OBJECTIVE: Arrange every line of the records below as a numbered list, omitting any blank lines.

::: EXERCISE DATA :::

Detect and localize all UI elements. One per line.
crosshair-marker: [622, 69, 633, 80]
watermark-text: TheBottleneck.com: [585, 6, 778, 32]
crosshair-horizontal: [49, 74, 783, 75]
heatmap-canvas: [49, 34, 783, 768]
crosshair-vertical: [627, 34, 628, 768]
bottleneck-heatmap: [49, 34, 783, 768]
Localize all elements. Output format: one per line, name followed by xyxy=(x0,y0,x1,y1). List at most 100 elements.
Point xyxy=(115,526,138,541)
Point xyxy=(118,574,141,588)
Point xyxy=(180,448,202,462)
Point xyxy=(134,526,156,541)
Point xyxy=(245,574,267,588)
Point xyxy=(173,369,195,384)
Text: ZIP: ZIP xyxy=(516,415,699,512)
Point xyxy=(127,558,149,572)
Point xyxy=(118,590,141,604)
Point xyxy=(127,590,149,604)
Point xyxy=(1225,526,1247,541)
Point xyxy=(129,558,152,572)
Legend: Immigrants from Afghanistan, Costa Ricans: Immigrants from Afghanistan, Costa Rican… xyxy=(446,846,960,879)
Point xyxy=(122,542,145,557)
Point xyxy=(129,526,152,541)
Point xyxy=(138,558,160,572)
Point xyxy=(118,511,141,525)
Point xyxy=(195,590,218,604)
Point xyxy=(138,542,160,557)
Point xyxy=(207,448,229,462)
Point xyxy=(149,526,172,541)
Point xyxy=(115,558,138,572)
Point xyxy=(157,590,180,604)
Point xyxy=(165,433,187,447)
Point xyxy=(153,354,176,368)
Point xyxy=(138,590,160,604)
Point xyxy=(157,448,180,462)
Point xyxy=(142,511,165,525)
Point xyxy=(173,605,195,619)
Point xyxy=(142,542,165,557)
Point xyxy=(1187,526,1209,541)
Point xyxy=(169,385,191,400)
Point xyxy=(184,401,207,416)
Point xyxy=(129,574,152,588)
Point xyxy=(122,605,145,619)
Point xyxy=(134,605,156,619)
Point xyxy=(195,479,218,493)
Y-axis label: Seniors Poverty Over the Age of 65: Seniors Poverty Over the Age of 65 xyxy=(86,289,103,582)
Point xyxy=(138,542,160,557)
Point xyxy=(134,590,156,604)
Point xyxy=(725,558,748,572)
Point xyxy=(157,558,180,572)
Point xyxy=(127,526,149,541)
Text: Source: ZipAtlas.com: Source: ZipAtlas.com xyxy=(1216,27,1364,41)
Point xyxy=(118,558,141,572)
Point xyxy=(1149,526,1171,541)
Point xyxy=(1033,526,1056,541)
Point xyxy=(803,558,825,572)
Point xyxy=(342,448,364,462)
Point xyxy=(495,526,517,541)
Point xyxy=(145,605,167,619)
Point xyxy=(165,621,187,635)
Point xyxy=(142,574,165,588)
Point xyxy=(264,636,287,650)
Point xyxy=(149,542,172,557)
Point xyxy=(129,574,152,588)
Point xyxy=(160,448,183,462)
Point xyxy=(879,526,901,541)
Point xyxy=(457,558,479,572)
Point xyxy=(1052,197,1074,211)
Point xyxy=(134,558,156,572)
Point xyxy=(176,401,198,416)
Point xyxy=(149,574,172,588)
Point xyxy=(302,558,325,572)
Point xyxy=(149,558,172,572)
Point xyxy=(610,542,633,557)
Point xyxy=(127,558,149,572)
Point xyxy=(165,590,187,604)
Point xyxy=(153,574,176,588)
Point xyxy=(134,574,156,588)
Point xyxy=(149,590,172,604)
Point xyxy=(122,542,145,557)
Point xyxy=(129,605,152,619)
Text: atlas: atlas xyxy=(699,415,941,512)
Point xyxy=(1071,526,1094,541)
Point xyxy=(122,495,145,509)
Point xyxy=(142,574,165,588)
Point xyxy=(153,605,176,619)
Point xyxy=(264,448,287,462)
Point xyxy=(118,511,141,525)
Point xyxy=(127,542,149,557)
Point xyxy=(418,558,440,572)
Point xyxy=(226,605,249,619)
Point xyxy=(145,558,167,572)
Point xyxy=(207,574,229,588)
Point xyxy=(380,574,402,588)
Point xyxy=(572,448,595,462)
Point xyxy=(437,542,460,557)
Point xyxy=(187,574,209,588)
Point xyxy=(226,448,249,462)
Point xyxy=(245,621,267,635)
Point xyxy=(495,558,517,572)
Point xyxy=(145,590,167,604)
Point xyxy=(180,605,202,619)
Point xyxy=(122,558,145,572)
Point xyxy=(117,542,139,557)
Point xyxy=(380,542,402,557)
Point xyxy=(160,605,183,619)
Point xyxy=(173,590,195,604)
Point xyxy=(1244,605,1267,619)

:::

RESULT OF THIS EXERCISE:
1. Detect and localize all UI elements. One per line.
2. crosshair-marker: [622, 69, 633, 80]
3. watermark-text: TheBottleneck.com: [585, 6, 778, 32]
4. crosshair-horizontal: [49, 74, 783, 75]
5. heatmap-canvas: [49, 34, 783, 768]
6. crosshair-vertical: [627, 34, 628, 768]
7. bottleneck-heatmap: [49, 34, 783, 768]
8. Localize all elements. Output format: one per line, name followed by xyxy=(x0,y0,x1,y1). List at most 100 elements.
9. Point xyxy=(115,526,138,541)
10. Point xyxy=(118,574,141,588)
11. Point xyxy=(180,448,202,462)
12. Point xyxy=(134,526,156,541)
13. Point xyxy=(245,574,267,588)
14. Point xyxy=(173,369,195,384)
15. Text: ZIP: ZIP xyxy=(516,415,699,512)
16. Point xyxy=(127,558,149,572)
17. Point xyxy=(118,590,141,604)
18. Point xyxy=(127,590,149,604)
19. Point xyxy=(1225,526,1247,541)
20. Point xyxy=(129,558,152,572)
21. Legend: Immigrants from Afghanistan, Costa Ricans: Immigrants from Afghanistan, Costa Rican… xyxy=(446,846,960,879)
22. Point xyxy=(122,542,145,557)
23. Point xyxy=(129,526,152,541)
24. Point xyxy=(138,558,160,572)
25. Point xyxy=(118,511,141,525)
26. Point xyxy=(195,590,218,604)
27. Point xyxy=(138,542,160,557)
28. Point xyxy=(207,448,229,462)
29. Point xyxy=(149,526,172,541)
30. Point xyxy=(115,558,138,572)
31. Point xyxy=(157,590,180,604)
32. Point xyxy=(165,433,187,447)
33. Point xyxy=(153,354,176,368)
34. Point xyxy=(138,590,160,604)
35. Point xyxy=(157,448,180,462)
36. Point xyxy=(142,511,165,525)
37. Point xyxy=(173,605,195,619)
38. Point xyxy=(142,542,165,557)
39. Point xyxy=(1187,526,1209,541)
40. Point xyxy=(169,385,191,400)
41. Point xyxy=(184,401,207,416)
42. Point xyxy=(129,574,152,588)
43. Point xyxy=(122,605,145,619)
44. Point xyxy=(134,605,156,619)
45. Point xyxy=(195,479,218,493)
46. Y-axis label: Seniors Poverty Over the Age of 65: Seniors Poverty Over the Age of 65 xyxy=(86,289,103,582)
47. Point xyxy=(138,542,160,557)
48. Point xyxy=(134,590,156,604)
49. Point xyxy=(725,558,748,572)
50. Point xyxy=(157,558,180,572)
51. Point xyxy=(127,526,149,541)
52. Text: Source: ZipAtlas.com: Source: ZipAtlas.com xyxy=(1216,27,1364,41)
53. Point xyxy=(118,558,141,572)
54. Point xyxy=(1149,526,1171,541)
55. Point xyxy=(1033,526,1056,541)
56. Point xyxy=(803,558,825,572)
57. Point xyxy=(342,448,364,462)
58. Point xyxy=(495,526,517,541)
59. Point xyxy=(145,605,167,619)
60. Point xyxy=(165,621,187,635)
61. Point xyxy=(142,574,165,588)
62. Point xyxy=(264,636,287,650)
63. Point xyxy=(149,542,172,557)
64. Point xyxy=(129,574,152,588)
65. Point xyxy=(160,448,183,462)
66. Point xyxy=(879,526,901,541)
67. Point xyxy=(457,558,479,572)
68. Point xyxy=(1052,197,1074,211)
69. Point xyxy=(134,558,156,572)
70. Point xyxy=(176,401,198,416)
71. Point xyxy=(149,574,172,588)
72. Point xyxy=(302,558,325,572)
73. Point xyxy=(149,558,172,572)
74. Point xyxy=(610,542,633,557)
75. Point xyxy=(127,558,149,572)
76. Point xyxy=(165,590,187,604)
77. Point xyxy=(153,574,176,588)
78. Point xyxy=(134,574,156,588)
79. Point xyxy=(149,590,172,604)
80. Point xyxy=(122,542,145,557)
81. Point xyxy=(129,605,152,619)
82. Text: atlas: atlas xyxy=(699,415,941,512)
83. Point xyxy=(1071,526,1094,541)
84. Point xyxy=(122,495,145,509)
85. Point xyxy=(142,574,165,588)
86. Point xyxy=(153,605,176,619)
87. Point xyxy=(264,448,287,462)
88. Point xyxy=(118,511,141,525)
89. Point xyxy=(127,542,149,557)
90. Point xyxy=(418,558,440,572)
91. Point xyxy=(226,605,249,619)
92. Point xyxy=(145,558,167,572)
93. Point xyxy=(207,574,229,588)
94. Point xyxy=(380,574,402,588)
95. Point xyxy=(572,448,595,462)
96. Point xyxy=(437,542,460,557)
97. Point xyxy=(187,574,209,588)
98. Point xyxy=(226,448,249,462)
99. Point xyxy=(245,621,267,635)
100. Point xyxy=(495,558,517,572)
101. Point xyxy=(145,590,167,604)
102. Point xyxy=(180,605,202,619)
103. Point xyxy=(122,558,145,572)
104. Point xyxy=(117,542,139,557)
105. Point xyxy=(380,542,402,557)
106. Point xyxy=(160,605,183,619)
107. Point xyxy=(173,590,195,604)
108. Point xyxy=(1244,605,1267,619)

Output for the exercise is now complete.